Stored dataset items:
--------------------------------------------------

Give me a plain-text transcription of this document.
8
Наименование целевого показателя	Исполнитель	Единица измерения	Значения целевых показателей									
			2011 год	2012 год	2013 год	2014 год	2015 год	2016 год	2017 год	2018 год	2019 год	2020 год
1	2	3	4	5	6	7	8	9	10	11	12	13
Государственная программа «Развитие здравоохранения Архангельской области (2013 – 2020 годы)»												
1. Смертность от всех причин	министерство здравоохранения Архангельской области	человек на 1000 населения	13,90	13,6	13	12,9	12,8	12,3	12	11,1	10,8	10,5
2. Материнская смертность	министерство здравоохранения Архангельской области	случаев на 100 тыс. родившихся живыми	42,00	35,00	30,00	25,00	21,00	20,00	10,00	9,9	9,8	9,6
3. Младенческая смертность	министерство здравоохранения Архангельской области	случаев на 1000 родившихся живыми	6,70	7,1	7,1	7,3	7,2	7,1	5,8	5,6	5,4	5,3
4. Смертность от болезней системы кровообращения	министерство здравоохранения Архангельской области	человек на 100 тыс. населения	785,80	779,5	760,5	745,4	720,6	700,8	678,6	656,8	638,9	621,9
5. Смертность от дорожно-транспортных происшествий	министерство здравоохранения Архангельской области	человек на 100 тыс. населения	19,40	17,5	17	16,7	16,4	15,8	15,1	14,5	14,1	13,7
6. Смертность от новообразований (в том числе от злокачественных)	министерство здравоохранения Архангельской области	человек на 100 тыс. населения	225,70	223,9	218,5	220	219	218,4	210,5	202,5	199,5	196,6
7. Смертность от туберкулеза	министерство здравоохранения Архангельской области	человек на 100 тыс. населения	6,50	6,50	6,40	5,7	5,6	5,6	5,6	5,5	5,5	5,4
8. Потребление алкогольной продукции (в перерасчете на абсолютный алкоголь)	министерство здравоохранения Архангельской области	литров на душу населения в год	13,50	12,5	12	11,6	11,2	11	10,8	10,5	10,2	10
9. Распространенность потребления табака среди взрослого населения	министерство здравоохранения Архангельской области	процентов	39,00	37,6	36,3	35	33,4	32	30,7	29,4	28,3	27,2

--------------------------------------------------

§ **Directive**:
Copy out every line where the word "человек" occurs.

§ **Full output**:
1. Смертность от всех причин	министерство здравоохранения Архангельской области	человек на 1000 населения	13,90	13,6	13	12,9	12,8	12,3	12	11,1	10,8	10,5
4. Смертность от болезней системы кровообращения	министерство здравоохранения Архангельской области	человек на 100 тыс. населения	785,80	779,5	760,5	745,4	720,6	700,8	678,6	656,8	638,9	621,9
5. Смертность от дорожно-транспортных происшествий	министерство здравоохранения Архангельской области	человек на 100 тыс. населения	19,40	17,5	17	16,7	16,4	15,8	15,1	14,5	14,1	13,7
6. Смертность от новообразований (в том числе от злокачественных)	министерство здравоохранения Архангельской области	человек на 100 тыс. населения	225,70	223,9	218,5	220	219	218,4	210,5	202,5	199,5	196,6
7. Смертность от туберкулеза	министерство здравоохранения Архангельской области	человек на 100 тыс. населения	6,50	6,50	6,40	5,7	5,6	5,6	5,6	5,5	5,5	5,4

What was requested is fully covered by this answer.